┌─ Material provided

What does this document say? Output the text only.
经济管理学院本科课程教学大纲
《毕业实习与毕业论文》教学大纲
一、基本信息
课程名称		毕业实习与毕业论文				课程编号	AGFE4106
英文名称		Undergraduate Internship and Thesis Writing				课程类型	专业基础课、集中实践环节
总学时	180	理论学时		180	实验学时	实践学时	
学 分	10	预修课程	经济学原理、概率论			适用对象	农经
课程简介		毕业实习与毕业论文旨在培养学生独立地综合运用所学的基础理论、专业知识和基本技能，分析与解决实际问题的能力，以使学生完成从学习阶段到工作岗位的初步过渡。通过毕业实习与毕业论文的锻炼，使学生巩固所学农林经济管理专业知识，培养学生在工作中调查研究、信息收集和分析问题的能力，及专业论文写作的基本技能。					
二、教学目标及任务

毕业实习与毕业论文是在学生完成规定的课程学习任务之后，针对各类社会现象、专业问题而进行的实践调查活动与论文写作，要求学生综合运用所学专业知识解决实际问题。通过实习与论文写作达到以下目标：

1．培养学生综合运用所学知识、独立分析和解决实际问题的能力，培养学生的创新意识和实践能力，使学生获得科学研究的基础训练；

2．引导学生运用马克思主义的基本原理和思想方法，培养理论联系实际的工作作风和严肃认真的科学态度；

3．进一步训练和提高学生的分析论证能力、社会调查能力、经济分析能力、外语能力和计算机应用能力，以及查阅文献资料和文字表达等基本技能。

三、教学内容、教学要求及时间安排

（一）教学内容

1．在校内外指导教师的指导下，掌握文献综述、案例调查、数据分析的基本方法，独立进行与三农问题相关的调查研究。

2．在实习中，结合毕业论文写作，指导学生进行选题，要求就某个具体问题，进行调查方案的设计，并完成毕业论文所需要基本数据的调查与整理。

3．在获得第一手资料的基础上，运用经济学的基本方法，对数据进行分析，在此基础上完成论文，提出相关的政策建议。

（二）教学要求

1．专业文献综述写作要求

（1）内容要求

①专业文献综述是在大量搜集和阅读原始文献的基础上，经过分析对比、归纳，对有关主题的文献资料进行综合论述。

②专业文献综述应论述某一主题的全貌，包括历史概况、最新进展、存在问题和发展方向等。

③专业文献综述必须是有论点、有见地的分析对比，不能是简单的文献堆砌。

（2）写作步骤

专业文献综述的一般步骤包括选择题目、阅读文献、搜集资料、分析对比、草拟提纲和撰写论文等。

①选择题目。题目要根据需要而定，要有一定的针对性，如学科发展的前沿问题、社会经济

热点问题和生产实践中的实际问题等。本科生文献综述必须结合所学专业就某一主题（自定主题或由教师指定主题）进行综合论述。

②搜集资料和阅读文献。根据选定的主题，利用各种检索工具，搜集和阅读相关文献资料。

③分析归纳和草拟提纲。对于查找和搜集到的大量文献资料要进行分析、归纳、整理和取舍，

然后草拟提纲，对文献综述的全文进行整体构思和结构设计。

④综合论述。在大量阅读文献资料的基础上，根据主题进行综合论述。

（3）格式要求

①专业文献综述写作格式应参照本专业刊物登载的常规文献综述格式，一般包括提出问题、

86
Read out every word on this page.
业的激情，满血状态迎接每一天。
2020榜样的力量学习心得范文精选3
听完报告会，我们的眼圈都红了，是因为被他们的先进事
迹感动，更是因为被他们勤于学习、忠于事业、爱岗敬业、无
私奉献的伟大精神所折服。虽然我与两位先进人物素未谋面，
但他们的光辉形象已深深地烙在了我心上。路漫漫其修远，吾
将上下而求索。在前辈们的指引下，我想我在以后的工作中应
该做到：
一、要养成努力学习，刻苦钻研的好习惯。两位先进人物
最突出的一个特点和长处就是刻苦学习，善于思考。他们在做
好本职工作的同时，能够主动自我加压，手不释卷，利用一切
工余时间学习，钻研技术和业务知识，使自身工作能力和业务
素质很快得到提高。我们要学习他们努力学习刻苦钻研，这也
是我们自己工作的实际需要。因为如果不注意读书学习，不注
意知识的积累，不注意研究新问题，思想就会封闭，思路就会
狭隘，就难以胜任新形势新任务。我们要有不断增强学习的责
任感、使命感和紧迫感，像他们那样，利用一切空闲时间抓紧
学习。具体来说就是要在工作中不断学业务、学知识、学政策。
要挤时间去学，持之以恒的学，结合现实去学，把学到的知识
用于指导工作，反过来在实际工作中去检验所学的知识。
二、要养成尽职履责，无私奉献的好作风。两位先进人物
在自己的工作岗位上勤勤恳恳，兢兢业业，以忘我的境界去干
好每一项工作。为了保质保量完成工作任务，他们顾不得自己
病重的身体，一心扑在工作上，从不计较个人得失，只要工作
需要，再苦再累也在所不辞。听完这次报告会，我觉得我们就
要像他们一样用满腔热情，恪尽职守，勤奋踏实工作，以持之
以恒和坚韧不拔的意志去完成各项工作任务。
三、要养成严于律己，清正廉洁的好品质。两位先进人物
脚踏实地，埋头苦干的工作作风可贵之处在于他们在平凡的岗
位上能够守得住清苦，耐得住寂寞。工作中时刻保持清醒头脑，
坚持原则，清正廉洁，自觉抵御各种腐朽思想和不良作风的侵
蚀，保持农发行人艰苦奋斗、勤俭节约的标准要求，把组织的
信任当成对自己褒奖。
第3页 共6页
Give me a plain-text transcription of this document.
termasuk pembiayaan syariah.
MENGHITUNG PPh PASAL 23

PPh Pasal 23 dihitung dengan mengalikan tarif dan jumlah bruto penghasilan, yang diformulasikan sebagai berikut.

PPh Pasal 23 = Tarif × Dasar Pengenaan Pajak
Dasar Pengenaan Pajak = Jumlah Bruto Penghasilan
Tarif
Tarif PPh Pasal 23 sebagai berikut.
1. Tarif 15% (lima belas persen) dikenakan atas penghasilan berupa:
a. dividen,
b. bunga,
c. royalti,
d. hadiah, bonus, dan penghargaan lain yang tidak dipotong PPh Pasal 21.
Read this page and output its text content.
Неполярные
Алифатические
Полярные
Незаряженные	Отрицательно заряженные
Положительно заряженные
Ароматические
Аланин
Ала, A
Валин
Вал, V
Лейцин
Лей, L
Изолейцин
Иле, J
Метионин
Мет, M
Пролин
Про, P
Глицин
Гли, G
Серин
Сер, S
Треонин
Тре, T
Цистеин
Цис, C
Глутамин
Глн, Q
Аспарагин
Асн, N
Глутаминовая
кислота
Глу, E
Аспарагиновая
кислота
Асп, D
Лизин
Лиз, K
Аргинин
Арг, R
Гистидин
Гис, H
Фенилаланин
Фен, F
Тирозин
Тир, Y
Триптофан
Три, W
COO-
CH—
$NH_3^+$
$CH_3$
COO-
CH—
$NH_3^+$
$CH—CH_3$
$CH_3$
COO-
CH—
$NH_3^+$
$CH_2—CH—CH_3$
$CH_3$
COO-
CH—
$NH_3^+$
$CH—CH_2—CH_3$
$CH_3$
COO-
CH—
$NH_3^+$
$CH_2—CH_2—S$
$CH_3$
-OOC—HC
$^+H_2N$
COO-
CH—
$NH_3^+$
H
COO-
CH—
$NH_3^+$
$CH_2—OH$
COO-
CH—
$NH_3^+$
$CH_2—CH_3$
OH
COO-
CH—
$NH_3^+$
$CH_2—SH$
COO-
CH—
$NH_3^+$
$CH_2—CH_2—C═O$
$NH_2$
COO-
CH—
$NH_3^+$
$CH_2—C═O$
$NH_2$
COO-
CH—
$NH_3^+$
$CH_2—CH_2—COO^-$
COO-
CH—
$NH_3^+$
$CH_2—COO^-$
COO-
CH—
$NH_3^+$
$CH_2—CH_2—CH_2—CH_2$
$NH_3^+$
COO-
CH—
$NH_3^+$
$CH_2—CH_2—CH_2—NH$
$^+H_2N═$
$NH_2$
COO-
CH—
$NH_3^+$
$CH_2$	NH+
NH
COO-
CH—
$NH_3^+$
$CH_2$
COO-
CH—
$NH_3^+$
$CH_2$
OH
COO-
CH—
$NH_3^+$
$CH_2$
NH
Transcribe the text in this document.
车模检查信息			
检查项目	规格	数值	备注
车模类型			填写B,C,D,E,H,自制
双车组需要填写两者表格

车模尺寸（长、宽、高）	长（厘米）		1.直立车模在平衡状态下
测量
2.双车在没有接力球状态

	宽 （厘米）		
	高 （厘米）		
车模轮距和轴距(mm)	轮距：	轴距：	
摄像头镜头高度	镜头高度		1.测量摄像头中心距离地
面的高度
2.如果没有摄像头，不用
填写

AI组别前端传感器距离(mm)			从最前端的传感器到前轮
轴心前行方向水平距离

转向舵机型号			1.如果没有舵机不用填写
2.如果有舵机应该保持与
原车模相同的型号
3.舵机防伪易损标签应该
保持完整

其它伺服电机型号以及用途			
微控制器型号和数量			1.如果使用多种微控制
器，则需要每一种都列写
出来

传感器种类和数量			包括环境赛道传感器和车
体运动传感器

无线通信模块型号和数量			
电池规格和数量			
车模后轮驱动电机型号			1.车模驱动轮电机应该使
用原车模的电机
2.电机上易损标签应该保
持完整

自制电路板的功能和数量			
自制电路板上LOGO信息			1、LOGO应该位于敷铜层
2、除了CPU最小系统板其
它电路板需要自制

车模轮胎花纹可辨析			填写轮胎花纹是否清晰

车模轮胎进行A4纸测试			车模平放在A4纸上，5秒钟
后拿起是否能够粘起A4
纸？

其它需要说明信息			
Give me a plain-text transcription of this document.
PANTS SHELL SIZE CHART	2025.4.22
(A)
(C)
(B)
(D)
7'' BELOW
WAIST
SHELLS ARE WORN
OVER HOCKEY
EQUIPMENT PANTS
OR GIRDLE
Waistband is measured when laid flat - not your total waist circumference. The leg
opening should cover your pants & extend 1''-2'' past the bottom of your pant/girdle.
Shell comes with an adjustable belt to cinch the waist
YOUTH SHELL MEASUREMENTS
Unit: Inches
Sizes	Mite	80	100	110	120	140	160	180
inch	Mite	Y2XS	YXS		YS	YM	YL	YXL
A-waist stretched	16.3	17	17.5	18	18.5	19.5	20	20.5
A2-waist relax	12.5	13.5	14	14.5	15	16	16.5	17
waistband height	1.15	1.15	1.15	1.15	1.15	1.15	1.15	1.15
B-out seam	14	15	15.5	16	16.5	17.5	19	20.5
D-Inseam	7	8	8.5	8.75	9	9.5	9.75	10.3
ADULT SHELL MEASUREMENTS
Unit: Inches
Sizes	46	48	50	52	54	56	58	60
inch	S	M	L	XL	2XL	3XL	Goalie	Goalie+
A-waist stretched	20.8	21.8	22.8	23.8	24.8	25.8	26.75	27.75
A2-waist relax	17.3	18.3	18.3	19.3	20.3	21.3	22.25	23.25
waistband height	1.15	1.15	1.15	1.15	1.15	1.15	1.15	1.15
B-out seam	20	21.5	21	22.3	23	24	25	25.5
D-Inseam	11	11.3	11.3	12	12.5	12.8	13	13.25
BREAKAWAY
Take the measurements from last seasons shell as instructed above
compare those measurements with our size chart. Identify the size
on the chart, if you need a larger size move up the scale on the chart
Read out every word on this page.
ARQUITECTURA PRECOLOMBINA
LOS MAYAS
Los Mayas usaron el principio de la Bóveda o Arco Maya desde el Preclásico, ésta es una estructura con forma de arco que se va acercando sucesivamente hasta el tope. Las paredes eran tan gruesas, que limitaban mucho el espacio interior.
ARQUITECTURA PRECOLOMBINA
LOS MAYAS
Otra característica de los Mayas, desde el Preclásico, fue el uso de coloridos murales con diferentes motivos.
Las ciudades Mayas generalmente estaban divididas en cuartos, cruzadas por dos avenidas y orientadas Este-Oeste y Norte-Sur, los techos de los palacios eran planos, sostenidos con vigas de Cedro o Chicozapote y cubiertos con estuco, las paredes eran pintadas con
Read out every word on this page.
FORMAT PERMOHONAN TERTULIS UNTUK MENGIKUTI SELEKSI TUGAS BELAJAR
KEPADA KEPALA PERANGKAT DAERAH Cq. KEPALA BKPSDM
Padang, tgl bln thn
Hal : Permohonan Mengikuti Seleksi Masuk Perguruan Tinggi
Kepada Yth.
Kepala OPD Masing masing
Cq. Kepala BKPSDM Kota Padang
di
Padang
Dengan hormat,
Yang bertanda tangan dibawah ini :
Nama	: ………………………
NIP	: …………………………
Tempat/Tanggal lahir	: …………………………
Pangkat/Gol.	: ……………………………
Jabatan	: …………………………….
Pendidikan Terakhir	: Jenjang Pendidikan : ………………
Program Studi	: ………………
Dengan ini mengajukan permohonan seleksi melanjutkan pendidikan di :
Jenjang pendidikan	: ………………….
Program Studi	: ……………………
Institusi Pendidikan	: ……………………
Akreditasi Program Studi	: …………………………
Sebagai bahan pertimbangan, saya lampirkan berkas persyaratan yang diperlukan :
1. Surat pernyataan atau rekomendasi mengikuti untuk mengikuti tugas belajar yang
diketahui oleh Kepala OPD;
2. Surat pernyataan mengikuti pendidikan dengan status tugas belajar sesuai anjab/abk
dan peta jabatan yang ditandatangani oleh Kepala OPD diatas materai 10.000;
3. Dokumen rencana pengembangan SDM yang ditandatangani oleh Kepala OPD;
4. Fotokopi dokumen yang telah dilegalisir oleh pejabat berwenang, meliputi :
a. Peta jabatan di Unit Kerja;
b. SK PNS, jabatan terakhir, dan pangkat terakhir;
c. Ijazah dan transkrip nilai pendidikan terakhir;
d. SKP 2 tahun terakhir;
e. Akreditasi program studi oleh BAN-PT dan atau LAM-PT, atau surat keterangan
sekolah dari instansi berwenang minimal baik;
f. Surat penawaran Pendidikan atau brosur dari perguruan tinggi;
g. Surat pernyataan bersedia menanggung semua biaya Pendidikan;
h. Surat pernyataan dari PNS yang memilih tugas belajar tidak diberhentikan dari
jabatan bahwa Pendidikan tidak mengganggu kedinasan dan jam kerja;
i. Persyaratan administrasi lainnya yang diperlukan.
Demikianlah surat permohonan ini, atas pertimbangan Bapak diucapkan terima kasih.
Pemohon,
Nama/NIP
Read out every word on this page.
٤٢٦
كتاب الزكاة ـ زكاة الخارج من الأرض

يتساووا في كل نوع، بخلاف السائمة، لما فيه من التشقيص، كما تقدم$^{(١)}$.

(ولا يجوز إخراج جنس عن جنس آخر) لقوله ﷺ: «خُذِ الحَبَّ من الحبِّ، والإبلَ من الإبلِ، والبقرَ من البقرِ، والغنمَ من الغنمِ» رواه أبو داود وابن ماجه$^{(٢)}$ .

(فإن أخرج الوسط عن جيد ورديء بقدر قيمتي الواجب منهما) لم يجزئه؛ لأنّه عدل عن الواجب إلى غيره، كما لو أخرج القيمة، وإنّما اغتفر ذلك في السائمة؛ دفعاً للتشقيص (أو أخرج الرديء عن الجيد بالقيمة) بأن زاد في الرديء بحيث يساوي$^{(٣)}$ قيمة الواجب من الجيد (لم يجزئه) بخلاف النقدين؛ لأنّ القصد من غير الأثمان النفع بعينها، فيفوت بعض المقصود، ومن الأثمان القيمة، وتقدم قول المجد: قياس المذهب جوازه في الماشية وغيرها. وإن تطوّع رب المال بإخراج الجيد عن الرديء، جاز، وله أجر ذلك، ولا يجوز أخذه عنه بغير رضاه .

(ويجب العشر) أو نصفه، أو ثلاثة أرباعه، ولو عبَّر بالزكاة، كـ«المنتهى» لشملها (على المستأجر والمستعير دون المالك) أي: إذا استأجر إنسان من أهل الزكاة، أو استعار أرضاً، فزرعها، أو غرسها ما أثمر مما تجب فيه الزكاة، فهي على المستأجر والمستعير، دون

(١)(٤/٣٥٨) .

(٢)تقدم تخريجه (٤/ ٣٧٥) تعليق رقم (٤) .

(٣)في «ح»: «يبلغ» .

└─

## Exercise description
From the entries above, copy each line holding "paredes".

## Full output
Los Mayas usaron el principio de la Bóveda o Arco Maya desde el Preclásico, ésta es una estructura con forma de arco que se va acercando sucesivamente hasta el tope. Las paredes eran tan gruesas, que limitaban mucho el espacio interior.
Las ciudades Mayas generalmente estaban divididas en cuartos, cruzadas por dos avenidas y orientadas Este-Oeste y Norte-Sur, los techos de los palacios eran planos, sostenidos con vigas de Cedro o Chicozapote y cubiertos con estuco, las paredes eran pintadas con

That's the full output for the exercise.